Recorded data
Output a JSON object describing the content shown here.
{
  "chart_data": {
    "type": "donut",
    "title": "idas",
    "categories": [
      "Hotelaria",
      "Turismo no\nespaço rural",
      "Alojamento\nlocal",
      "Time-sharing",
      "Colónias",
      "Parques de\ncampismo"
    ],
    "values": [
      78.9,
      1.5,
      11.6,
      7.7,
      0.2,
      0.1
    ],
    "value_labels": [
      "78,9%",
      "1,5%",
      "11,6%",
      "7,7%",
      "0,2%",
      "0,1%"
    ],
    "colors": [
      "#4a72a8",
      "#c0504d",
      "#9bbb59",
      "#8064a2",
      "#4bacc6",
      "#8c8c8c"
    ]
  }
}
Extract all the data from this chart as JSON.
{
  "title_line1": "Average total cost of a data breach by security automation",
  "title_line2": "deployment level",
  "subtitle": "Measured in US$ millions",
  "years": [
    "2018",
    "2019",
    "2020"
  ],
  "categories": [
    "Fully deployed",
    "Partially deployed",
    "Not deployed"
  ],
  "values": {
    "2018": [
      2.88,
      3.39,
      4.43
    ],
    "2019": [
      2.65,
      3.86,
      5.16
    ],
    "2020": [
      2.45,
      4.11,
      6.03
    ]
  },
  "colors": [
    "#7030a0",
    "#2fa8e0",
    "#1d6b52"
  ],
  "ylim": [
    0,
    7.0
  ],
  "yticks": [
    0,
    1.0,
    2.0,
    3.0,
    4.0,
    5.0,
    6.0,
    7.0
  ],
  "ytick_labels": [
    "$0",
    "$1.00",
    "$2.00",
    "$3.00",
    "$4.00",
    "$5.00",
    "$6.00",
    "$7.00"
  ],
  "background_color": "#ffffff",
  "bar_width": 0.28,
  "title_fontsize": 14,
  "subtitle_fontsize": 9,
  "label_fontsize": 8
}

§ **Required task**
Print the complete listing again, exactly as it stands.

§ **Written answer**
Output a JSON object describing the content shown here.
{
  "chart_data": {
    "type": "donut",
    "title": "idas",
    "categories": [
      "Hotelaria",
      "Turismo no\nespaço rural",
      "Alojamento\nlocal",
      "Time-sharing",
      "Colónias",
      "Parques de\ncampismo"
    ],
    "values": [
      78.9,
      1.5,
      11.6,
      7.7,
      0.2,
      0.1
    ],
    "value_labels": [
      "78,9%",
      "1,5%",
      "11,6%",
      "7,7%",
      "0,2%",
      "0,1%"
    ],
    "colors": [
      "#4a72a8",
      "#c0504d",
      "#9bbb59",
      "#8064a2",
      "#4bacc6",
      "#8c8c8c"
    ]
  }
}
Extract all the data from this chart as JSON.
{
  "title_line1": "Average total cost of a data breach by security automation",
  "title_line2": "deployment level",
  "subtitle": "Measured in US$ millions",
  "years": [
    "2018",
    "2019",
    "2020"
  ],
  "categories": [
    "Fully deployed",
    "Partially deployed",
    "Not deployed"
  ],
  "values": {
    "2018": [
      2.88,
      3.39,
      4.43
    ],
    "2019": [
      2.65,
      3.86,
      5.16
    ],
    "2020": [
      2.45,
      4.11,
      6.03
    ]
  },
  "colors": [
    "#7030a0",
    "#2fa8e0",
    "#1d6b52"
  ],
  "ylim": [
    0,
    7.0
  ],
  "yticks": [
    0,
    1.0,
    2.0,
    3.0,
    4.0,
    5.0,
    6.0,
    7.0
  ],
  "ytick_labels": [
    "$0",
    "$1.00",
    "$2.00",
    "$3.00",
    "$4.00",
    "$5.00",
    "$6.00",
    "$7.00"
  ],
  "background_color": "#ffffff",
  "bar_width": 0.28,
  "title_fontsize": 14,
  "subtitle_fontsize": 9,
  "label_fontsize": 8
}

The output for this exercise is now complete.